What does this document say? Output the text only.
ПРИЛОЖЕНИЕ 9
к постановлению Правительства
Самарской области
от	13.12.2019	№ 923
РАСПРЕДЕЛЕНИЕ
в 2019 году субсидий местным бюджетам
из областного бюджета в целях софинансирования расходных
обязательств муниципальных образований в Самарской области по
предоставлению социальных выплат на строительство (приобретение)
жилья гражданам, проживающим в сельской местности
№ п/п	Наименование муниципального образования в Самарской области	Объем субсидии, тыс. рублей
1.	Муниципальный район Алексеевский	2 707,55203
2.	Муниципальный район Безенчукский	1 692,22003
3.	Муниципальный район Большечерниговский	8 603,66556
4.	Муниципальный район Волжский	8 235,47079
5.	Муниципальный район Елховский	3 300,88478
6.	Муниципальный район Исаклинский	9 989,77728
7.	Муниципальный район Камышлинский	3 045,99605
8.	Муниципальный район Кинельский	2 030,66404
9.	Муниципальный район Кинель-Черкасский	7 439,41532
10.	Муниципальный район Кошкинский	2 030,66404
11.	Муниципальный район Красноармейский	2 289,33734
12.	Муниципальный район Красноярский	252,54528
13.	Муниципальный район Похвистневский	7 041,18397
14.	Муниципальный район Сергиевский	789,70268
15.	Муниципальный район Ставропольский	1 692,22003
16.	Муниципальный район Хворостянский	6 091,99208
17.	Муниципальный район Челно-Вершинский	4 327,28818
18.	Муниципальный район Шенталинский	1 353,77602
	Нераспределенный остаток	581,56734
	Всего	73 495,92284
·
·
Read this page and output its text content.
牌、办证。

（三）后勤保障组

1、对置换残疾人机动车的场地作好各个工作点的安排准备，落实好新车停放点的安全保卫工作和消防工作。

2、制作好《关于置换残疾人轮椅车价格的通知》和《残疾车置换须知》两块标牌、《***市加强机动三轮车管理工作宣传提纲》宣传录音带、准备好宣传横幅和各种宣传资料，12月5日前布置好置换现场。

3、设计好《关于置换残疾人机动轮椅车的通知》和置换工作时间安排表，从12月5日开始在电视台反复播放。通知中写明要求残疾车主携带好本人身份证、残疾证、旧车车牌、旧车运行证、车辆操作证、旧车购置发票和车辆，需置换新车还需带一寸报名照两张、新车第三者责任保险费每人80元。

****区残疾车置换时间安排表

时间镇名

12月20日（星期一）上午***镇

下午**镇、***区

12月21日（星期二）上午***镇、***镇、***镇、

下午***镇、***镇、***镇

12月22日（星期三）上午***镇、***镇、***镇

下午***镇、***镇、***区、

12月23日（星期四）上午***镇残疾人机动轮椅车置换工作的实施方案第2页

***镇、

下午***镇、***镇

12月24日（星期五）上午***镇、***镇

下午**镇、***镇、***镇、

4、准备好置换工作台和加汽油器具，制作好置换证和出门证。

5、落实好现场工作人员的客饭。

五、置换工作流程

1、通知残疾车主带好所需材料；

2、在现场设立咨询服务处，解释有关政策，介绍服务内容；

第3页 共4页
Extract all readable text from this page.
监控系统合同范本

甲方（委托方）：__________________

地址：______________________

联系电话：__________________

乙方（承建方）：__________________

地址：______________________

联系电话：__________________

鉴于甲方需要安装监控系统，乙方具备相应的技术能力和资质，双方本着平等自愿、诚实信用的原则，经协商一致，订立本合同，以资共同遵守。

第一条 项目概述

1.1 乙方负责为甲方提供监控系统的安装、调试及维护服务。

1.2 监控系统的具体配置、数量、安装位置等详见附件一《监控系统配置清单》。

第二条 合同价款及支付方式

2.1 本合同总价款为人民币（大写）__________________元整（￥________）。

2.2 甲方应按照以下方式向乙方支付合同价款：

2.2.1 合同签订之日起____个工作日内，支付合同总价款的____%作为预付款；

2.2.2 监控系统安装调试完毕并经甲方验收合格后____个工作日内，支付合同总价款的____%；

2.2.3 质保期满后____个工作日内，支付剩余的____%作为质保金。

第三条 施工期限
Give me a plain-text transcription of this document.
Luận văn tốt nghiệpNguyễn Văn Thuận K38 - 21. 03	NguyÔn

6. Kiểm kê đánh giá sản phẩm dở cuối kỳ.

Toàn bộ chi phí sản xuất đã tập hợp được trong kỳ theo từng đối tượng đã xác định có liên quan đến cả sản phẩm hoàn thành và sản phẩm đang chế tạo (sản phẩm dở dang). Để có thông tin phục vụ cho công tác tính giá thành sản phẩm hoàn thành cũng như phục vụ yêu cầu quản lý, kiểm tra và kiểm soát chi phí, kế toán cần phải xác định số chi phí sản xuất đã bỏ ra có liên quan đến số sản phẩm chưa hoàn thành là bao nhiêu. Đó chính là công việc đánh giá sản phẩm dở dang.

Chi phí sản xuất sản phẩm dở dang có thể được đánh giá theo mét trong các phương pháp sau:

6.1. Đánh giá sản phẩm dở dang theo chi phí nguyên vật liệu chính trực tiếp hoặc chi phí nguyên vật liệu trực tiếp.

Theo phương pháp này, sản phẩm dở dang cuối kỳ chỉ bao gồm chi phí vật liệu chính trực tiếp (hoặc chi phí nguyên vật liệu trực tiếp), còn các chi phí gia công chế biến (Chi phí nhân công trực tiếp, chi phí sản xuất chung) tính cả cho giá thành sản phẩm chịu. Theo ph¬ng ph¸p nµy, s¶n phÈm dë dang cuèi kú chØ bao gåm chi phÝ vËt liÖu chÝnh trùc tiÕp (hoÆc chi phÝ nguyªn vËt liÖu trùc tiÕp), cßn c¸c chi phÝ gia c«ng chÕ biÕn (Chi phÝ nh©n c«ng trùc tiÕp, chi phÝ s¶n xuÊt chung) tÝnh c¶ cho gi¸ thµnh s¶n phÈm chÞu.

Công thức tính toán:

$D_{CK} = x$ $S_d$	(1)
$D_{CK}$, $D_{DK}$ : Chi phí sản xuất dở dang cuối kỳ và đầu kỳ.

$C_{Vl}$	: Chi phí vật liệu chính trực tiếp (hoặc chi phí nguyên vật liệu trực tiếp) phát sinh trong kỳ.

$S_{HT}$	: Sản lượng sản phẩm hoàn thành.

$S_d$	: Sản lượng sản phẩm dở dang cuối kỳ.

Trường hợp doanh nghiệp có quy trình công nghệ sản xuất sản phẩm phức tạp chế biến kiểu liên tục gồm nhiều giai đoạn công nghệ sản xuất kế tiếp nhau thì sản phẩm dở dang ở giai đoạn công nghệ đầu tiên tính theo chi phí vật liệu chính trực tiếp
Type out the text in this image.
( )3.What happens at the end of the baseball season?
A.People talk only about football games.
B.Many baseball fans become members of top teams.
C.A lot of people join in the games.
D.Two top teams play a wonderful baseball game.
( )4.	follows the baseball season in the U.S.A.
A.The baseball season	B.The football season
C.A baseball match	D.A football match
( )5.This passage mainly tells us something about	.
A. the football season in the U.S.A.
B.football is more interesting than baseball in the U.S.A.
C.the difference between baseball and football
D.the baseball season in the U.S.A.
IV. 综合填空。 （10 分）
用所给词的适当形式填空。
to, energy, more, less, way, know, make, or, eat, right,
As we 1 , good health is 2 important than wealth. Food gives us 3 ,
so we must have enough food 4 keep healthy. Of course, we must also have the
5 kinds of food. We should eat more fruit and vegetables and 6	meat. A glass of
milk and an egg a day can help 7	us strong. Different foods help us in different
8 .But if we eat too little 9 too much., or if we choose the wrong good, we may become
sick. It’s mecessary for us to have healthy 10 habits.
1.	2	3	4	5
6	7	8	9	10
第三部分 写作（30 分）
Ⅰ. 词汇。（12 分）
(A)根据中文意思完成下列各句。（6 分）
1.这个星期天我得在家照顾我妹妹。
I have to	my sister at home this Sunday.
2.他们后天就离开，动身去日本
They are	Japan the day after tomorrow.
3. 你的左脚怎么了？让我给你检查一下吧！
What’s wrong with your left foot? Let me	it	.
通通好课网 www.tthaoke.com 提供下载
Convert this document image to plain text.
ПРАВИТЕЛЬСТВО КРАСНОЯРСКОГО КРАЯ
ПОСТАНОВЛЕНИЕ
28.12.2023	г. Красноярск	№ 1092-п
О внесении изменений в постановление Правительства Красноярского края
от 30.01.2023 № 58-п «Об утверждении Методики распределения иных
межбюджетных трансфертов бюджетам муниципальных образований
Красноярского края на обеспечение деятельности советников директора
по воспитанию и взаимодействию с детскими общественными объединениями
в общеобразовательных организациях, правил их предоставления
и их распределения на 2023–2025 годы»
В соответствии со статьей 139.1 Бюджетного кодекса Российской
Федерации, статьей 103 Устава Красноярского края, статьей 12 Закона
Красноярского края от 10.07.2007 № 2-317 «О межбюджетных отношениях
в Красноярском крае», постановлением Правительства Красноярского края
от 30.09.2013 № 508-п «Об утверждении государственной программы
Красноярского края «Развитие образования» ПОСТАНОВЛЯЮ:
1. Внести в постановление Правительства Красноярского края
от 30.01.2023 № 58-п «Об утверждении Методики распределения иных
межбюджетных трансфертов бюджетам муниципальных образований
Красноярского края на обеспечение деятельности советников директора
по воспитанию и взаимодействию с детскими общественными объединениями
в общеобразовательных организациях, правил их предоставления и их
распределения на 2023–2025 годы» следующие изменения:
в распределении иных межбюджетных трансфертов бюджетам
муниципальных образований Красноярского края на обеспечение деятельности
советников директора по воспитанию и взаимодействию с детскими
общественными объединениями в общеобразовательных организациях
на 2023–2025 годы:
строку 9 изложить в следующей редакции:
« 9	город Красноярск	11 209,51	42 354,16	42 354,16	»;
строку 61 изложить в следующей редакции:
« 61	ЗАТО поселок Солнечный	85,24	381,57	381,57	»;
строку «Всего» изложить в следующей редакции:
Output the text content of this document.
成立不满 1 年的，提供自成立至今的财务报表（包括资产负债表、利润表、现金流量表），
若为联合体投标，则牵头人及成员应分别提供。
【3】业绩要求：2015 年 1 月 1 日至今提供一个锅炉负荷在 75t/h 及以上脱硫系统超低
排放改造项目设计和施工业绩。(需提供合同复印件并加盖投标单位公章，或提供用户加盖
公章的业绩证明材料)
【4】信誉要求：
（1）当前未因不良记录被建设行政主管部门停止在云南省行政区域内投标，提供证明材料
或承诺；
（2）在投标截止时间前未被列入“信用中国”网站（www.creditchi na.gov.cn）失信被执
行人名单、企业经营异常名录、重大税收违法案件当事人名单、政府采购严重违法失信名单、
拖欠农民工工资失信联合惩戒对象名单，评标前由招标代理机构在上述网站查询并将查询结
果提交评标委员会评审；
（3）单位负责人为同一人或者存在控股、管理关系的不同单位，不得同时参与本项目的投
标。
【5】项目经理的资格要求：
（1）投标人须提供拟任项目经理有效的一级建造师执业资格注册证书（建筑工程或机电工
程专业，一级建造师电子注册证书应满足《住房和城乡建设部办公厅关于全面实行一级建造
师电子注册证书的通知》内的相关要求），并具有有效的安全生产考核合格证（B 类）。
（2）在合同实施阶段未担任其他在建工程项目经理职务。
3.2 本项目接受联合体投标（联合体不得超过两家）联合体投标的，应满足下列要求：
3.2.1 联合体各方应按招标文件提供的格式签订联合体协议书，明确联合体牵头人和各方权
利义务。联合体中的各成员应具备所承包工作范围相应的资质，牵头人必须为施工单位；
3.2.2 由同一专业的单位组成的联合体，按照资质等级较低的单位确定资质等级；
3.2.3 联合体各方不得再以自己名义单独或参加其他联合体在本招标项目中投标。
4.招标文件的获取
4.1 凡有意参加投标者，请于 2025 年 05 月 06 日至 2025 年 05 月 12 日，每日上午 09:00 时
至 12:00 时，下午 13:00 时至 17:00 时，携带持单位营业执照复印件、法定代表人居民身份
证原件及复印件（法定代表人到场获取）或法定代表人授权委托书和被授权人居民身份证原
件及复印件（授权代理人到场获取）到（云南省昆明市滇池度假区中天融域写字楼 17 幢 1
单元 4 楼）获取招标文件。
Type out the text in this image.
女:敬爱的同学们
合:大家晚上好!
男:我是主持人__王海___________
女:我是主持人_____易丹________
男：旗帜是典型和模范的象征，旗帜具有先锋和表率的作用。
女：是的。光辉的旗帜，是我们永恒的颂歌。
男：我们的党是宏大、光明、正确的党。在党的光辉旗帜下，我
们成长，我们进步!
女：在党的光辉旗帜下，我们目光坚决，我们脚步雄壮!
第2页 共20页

☆ ☆ ☆ ☆ ☆ ☆ ☆

== Challenge ==
Determine the number of lines in these entries that contain the word "муниципальных", and write only that number.

== Finished task ==
4